**GIVEN TASK**: Reproduce every one of the following items character for character, keeping each line as it stands.

**DATASET**:

┄┄┄┄┄┄

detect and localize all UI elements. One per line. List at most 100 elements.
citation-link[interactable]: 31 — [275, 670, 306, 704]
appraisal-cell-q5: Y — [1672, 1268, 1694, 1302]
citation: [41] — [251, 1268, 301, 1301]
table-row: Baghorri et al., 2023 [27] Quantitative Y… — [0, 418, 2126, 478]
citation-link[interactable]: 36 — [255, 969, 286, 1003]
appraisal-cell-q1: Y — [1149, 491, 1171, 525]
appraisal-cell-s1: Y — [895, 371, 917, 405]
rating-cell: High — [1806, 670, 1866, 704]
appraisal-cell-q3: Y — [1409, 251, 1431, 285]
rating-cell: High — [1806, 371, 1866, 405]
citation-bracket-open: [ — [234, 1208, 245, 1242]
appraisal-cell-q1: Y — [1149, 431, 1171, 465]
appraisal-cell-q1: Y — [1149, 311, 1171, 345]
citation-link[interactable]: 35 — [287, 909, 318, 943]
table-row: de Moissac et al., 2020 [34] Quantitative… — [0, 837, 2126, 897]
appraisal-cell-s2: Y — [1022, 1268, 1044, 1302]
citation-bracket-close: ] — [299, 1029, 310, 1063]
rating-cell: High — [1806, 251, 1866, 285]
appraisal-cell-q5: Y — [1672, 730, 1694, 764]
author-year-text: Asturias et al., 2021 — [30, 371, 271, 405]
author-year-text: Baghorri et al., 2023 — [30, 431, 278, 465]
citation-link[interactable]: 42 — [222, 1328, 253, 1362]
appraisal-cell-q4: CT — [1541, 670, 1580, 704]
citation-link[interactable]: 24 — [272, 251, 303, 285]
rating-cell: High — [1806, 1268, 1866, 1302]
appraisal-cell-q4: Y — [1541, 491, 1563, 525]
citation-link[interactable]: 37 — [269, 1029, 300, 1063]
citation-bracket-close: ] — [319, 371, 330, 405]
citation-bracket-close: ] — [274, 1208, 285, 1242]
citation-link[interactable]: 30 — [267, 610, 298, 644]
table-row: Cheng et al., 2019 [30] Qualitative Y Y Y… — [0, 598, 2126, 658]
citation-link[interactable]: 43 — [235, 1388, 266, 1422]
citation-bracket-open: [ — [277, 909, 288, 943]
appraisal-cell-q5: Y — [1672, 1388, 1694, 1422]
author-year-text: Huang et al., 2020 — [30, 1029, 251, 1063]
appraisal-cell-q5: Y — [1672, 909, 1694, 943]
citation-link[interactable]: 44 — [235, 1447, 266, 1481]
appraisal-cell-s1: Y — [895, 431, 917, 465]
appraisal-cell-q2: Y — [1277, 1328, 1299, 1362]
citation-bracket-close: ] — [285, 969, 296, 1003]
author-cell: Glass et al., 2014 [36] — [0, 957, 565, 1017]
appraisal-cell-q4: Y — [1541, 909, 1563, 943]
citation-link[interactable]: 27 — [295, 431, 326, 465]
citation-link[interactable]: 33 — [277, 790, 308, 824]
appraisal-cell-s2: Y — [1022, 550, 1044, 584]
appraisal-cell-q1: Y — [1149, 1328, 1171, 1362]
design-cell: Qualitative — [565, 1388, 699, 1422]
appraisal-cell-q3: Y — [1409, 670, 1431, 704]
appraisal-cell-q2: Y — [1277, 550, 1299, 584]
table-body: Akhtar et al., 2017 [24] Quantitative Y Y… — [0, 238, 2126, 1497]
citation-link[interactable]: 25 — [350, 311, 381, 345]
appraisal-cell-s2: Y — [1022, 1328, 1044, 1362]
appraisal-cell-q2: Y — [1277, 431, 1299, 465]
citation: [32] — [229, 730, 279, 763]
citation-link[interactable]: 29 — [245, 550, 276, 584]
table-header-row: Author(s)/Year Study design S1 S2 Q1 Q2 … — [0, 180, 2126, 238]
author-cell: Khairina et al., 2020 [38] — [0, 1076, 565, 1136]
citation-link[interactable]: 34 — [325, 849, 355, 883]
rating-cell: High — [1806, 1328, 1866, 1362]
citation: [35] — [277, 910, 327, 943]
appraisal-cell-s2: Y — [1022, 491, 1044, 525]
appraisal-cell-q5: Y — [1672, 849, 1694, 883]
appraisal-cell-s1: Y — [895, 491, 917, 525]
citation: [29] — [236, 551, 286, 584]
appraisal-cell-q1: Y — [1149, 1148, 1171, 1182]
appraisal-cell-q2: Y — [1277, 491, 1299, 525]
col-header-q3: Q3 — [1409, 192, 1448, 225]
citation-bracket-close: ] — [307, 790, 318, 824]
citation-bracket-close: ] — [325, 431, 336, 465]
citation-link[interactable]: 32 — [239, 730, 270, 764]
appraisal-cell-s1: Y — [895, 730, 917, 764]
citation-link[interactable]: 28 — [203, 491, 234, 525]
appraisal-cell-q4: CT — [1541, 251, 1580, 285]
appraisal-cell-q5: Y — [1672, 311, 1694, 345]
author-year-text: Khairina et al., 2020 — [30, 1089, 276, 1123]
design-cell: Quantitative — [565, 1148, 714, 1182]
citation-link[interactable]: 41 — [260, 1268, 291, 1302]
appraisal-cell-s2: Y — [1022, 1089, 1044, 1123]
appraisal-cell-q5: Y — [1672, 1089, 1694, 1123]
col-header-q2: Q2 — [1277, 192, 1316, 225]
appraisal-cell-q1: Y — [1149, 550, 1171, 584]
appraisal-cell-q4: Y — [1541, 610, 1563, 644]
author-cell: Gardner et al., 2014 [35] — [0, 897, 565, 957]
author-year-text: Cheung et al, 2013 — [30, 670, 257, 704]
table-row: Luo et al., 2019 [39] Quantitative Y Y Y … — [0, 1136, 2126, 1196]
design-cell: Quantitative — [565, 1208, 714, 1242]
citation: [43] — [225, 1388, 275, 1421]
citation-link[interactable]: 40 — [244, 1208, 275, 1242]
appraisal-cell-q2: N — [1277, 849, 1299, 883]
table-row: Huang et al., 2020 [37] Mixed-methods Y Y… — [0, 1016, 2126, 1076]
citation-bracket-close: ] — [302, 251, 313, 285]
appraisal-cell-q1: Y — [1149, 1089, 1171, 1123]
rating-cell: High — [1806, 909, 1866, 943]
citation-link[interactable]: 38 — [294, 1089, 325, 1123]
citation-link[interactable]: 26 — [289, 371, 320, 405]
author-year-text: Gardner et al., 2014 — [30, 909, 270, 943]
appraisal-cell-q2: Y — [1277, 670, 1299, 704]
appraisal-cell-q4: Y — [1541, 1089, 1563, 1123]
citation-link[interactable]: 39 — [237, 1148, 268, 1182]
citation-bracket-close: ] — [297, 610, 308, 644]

┄┄┄┄┄┄

**TASK ANSWER**:
detect and localize all UI elements. One per line. List at most 100 elements.
citation-link[interactable]: 31 — [275, 670, 306, 704]
appraisal-cell-q5: Y — [1672, 1268, 1694, 1302]
citation: [41] — [251, 1268, 301, 1301]
table-row: Baghorri et al., 2023 [27] Quantitative Y… — [0, 418, 2126, 478]
citation-link[interactable]: 36 — [255, 969, 286, 1003]
appraisal-cell-q1: Y — [1149, 491, 1171, 525]
appraisal-cell-s1: Y — [895, 371, 917, 405]
rating-cell: High — [1806, 670, 1866, 704]
appraisal-cell-q3: Y — [1409, 251, 1431, 285]
rating-cell: High — [1806, 371, 1866, 405]
citation-bracket-open: [ — [234, 1208, 245, 1242]
appraisal-cell-q1: Y — [1149, 431, 1171, 465]
appraisal-cell-q1: Y — [1149, 311, 1171, 345]
citation-link[interactable]: 35 — [287, 909, 318, 943]
table-row: de Moissac et al., 2020 [34] Quantitative… — [0, 837, 2126, 897]
appraisal-cell-s2: Y — [1022, 1268, 1044, 1302]
citation-bracket-close: ] — [299, 1029, 310, 1063]
rating-cell: High — [1806, 251, 1866, 285]
appraisal-cell-q5: Y — [1672, 730, 1694, 764]
author-year-text: Asturias et al., 2021 — [30, 371, 271, 405]
author-year-text: Baghorri et al., 2023 — [30, 431, 278, 465]
citation-link[interactable]: 42 — [222, 1328, 253, 1362]
appraisal-cell-q4: CT — [1541, 670, 1580, 704]
citation-link[interactable]: 24 — [272, 251, 303, 285]
rating-cell: High — [1806, 1268, 1866, 1302]
appraisal-cell-q4: Y — [1541, 491, 1563, 525]
citation-link[interactable]: 37 — [269, 1029, 300, 1063]
citation-bracket-close: ] — [319, 371, 330, 405]
citation-bracket-close: ] — [274, 1208, 285, 1242]
citation-link[interactable]: 30 — [267, 610, 298, 644]
table-row: Cheng et al., 2019 [30] Qualitative Y Y Y… — [0, 598, 2126, 658]
citation-link[interactable]: 43 — [235, 1388, 266, 1422]
citation-bracket-open: [ — [277, 909, 288, 943]
appraisal-cell-q5: Y — [1672, 1388, 1694, 1422]
author-year-text: Huang et al., 2020 — [30, 1029, 251, 1063]
appraisal-cell-q5: Y — [1672, 909, 1694, 943]
citation-link[interactable]: 44 — [235, 1447, 266, 1481]
appraisal-cell-s1: Y — [895, 431, 917, 465]
appraisal-cell-q2: Y — [1277, 1328, 1299, 1362]
citation-bracket-close: ] — [285, 969, 296, 1003]
author-cell: Glass et al., 2014 [36] — [0, 957, 565, 1017]
appraisal-cell-q4: Y — [1541, 909, 1563, 943]
citation-link[interactable]: 27 — [295, 431, 326, 465]
citation-link[interactable]: 33 — [277, 790, 308, 824]
appraisal-cell-s2: Y — [1022, 550, 1044, 584]
appraisal-cell-q1: Y — [1149, 1328, 1171, 1362]
design-cell: Qualitative — [565, 1388, 699, 1422]
appraisal-cell-q3: Y — [1409, 670, 1431, 704]
appraisal-cell-q2: Y — [1277, 550, 1299, 584]
table-body: Akhtar et al., 2017 [24] Quantitative Y Y… — [0, 238, 2126, 1497]
citation-link[interactable]: 25 — [350, 311, 381, 345]
appraisal-cell-s2: Y — [1022, 1328, 1044, 1362]
appraisal-cell-q2: Y — [1277, 431, 1299, 465]
citation: [32] — [229, 730, 279, 763]
citation-link[interactable]: 29 — [245, 550, 276, 584]
table-header-row: Author(s)/Year Study design S1 S2 Q1 Q2 … — [0, 180, 2126, 238]
author-cell: Khairina et al., 2020 [38] — [0, 1076, 565, 1136]
citation-link[interactable]: 34 — [325, 849, 355, 883]
rating-cell: High — [1806, 1328, 1866, 1362]
citation: [35] — [277, 910, 327, 943]
appraisal-cell-s2: Y — [1022, 491, 1044, 525]
appraisal-cell-q5: Y — [1672, 849, 1694, 883]
appraisal-cell-s1: Y — [895, 491, 917, 525]
citation: [29] — [236, 551, 286, 584]
appraisal-cell-q1: Y — [1149, 1148, 1171, 1182]
appraisal-cell-q2: Y — [1277, 491, 1299, 525]
col-header-q3: Q3 — [1409, 192, 1448, 225]
citation-bracket-close: ] — [307, 790, 318, 824]
citation-bracket-close: ] — [325, 431, 336, 465]
citation-link[interactable]: 32 — [239, 730, 270, 764]
appraisal-cell-s1: Y — [895, 730, 917, 764]
citation-link[interactable]: 28 — [203, 491, 234, 525]
appraisal-cell-q4: CT — [1541, 251, 1580, 285]
appraisal-cell-q5: Y — [1672, 311, 1694, 345]
author-year-text: Khairina et al., 2020 — [30, 1089, 276, 1123]
design-cell: Quantitative — [565, 1148, 714, 1182]
citation-link[interactable]: 41 — [260, 1268, 291, 1302]
appraisal-cell-s2: Y — [1022, 1089, 1044, 1123]
appraisal-cell-q5: Y — [1672, 1089, 1694, 1123]
col-header-q2: Q2 — [1277, 192, 1316, 225]
appraisal-cell-q1: Y — [1149, 550, 1171, 584]
appraisal-cell-q4: Y — [1541, 610, 1563, 644]
author-cell: Gardner et al., 2014 [35] — [0, 897, 565, 957]
author-year-text: Cheung et al, 2013 — [30, 670, 257, 704]
table-row: Luo et al., 2019 [39] Quantitative Y Y Y … — [0, 1136, 2126, 1196]
design-cell: Quantitative — [565, 1208, 714, 1242]
citation: [43] — [225, 1388, 275, 1421]
citation-link[interactable]: 40 — [244, 1208, 275, 1242]
appraisal-cell-q2: N — [1277, 849, 1299, 883]
table-row: Huang et al., 2020 [37] Mixed-methods Y Y… — [0, 1016, 2126, 1076]
citation-bracket-close: ] — [302, 251, 313, 285]
appraisal-cell-q1: Y — [1149, 1089, 1171, 1123]
rating-cell: High — [1806, 909, 1866, 943]
citation-link[interactable]: 38 — [294, 1089, 325, 1123]
citation-link[interactable]: 26 — [289, 371, 320, 405]
author-year-text: Gardner et al., 2014 — [30, 909, 270, 943]
appraisal-cell-q2: Y — [1277, 670, 1299, 704]
appraisal-cell-q4: Y — [1541, 1089, 1563, 1123]
citation-link[interactable]: 39 — [237, 1148, 268, 1182]
citation-bracket-close: ] — [297, 610, 308, 644]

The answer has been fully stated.